__Work item__.
Pictures are to be left out, and every entry repeated exactly.

***** Data extracts *****

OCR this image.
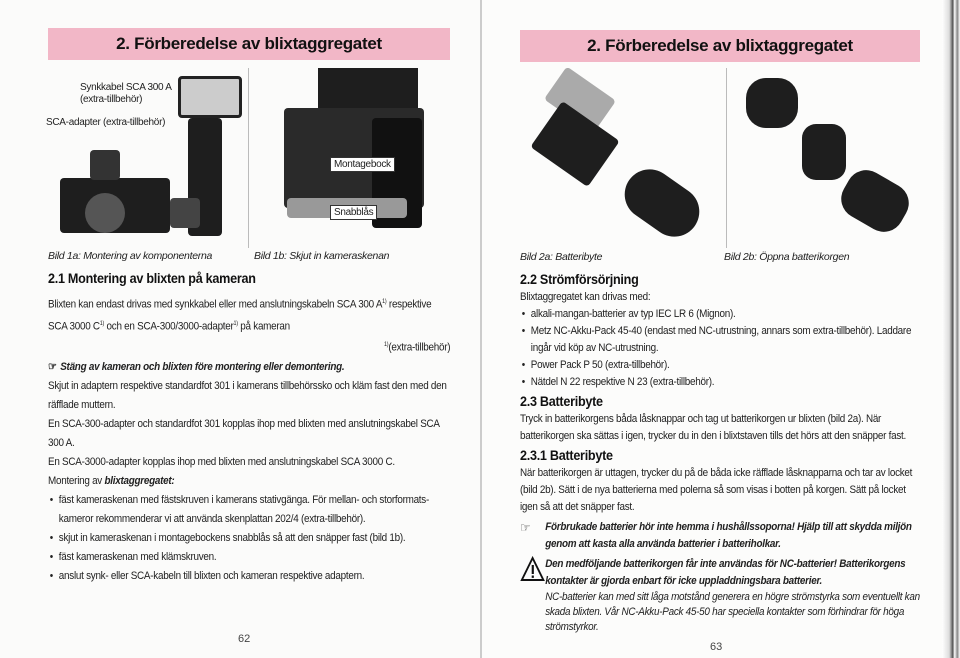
2. Förberedelse av blixtaggregatet
Synkkabel SCA 300 A
(extra-tillbehör)
SCA-adapter (extra-tillbehör)
Montagebock
Snabblås
Bild 1a: Montering av komponenterna	Bild 1b: Skjut in kameraskenan
2.1 Montering av blixten på kameran
Blixten kan endast drivas med synkkabel eller med anslutningskabeln SCA 300 $A^{1)}$ respektive SCA 3000 $C^{1)}$ och en SCA-300/3000-adapter$^{1)}$ på kameran
$^{1)}$(extra-tillbehör)
☞ Stäng av kameran och blixten före montering eller demontering.
Skjut in adaptern respektive standardfot 301 i kamerans tillbehörssko och kläm fast den med den räfflade muttern.
En SCA-300-adapter och standardfot 301 kopplas ihop med blixten med anslutningskabel SCA 300 A.
En SCA-3000-adapter kopplas ihop med blixten med anslutningskabel SCA 3000 C.
Montering av blixtaggregatet:
• fäst kameraskenan med fästskruven i kamerans stativgänga. För mellan- och storformats-kameror rekommenderar vi att använda skenplattan 202/4 (extra-tillbehör).
• skjut in kameraskenan i montagebockens snabblås så att den snäpper fast (bild 1b).
• fäst kameraskenan med klämskruven.
• anslut synk- eller SCA-kabeln till blixten och kameran respektive adaptern.
62
2. Förberedelse av blixtaggregatet
Bild 2a: Batteribyte	Bild 2b: Öppna batterikorgen
2.2 Strömförsörjning
Blixtaggregatet kan drivas med:
• alkali-mangan-batterier av typ IEC LR 6 (Mignon).
• Metz NC-Akku-Pack 45-40 (endast med NC-utrustning, annars som extra-tillbehör). Laddare ingår vid köp av NC-utrustning.
• Power Pack P 50 (extra-tillbehör).
• Nätdel N 22 respektive N 23 (extra-tillbehör).
2.3 Batteribyte
Tryck in batterikorgens båda låsknappar och tag ut batterikorgen ur blixten (bild 2a). När batterikorgen ska sättas i igen, trycker du in den i blixtstaven tills det hörs att den snäpper fast.
2.3.1 Batteribyte
När batterikorgen är uttagen, trycker du på de båda icke räfflade låsknapparna och tar av locket (bild 2b). Sätt i de nya batterierna med polerna så som visas i botten på korgen. Sätt på locket igen så att det snäpper fast.
☞	Förbrukade batterier hör inte hemma i hushållssoporna! Hjälp till att skydda miljön genom att kasta alla använda batterier i batteriholkar.
Den medföljande batterikorgen får inte användas för NC-batterier! Batterikorgens kontakter är gjorda enbart för icke uppladdningsbara batterier.
NC-batterier kan med sitt låga motstånd generera en högre strömstyrka som eventuellt kan skada blixten. Vår NC-Akku-Pack 45-50 har speciella kontakter som förhindrar för höga strömstyrkor.
63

*****

__Task answer__.
OCR this image.
2. Förberedelse av blixtaggregatet
Synkkabel SCA 300 A
(extra-tillbehör)
SCA-adapter (extra-tillbehör)
Montagebock
Snabblås
Bild 1a: Montering av komponenterna	Bild 1b: Skjut in kameraskenan
2.1 Montering av blixten på kameran
Blixten kan endast drivas med synkkabel eller med anslutningskabeln SCA 300 $A^{1)}$ respektive SCA 3000 $C^{1)}$ och en SCA-300/3000-adapter$^{1)}$ på kameran
$^{1)}$(extra-tillbehör)
☞ Stäng av kameran och blixten före montering eller demontering.
Skjut in adaptern respektive standardfot 301 i kamerans tillbehörssko och kläm fast den med den räfflade muttern.
En SCA-300-adapter och standardfot 301 kopplas ihop med blixten med anslutningskabel SCA 300 A.
En SCA-3000-adapter kopplas ihop med blixten med anslutningskabel SCA 3000 C.
Montering av blixtaggregatet:
• fäst kameraskenan med fästskruven i kamerans stativgänga. För mellan- och storformats-kameror rekommenderar vi att använda skenplattan 202/4 (extra-tillbehör).
• skjut in kameraskenan i montagebockens snabblås så att den snäpper fast (bild 1b).
• fäst kameraskenan med klämskruven.
• anslut synk- eller SCA-kabeln till blixten och kameran respektive adaptern.
62
2. Förberedelse av blixtaggregatet
Bild 2a: Batteribyte	Bild 2b: Öppna batterikorgen
2.2 Strömförsörjning
Blixtaggregatet kan drivas med:
• alkali-mangan-batterier av typ IEC LR 6 (Mignon).
• Metz NC-Akku-Pack 45-40 (endast med NC-utrustning, annars som extra-tillbehör). Laddare ingår vid köp av NC-utrustning.
• Power Pack P 50 (extra-tillbehör).
• Nätdel N 22 respektive N 23 (extra-tillbehör).
2.3 Batteribyte
Tryck in batterikorgens båda låsknappar och tag ut batterikorgen ur blixten (bild 2a). När batterikorgen ska sättas i igen, trycker du in den i blixtstaven tills det hörs att den snäpper fast.
2.3.1 Batteribyte
När batterikorgen är uttagen, trycker du på de båda icke räfflade låsknapparna och tar av locket (bild 2b). Sätt i de nya batterierna med polerna så som visas i botten på korgen. Sätt på locket igen så att det snäpper fast.
☞	Förbrukade batterier hör inte hemma i hushållssoporna! Hjälp till att skydda miljön genom att kasta alla använda batterier i batteriholkar.
Den medföljande batterikorgen får inte användas för NC-batterier! Batterikorgens kontakter är gjorda enbart för icke uppladdningsbara batterier.
NC-batterier kan med sitt låga motstånd generera en högre strömstyrka som eventuellt kan skada blixten. Vår NC-Akku-Pack 45-50 har speciella kontakter som förhindrar för höga strömstyrkor.
63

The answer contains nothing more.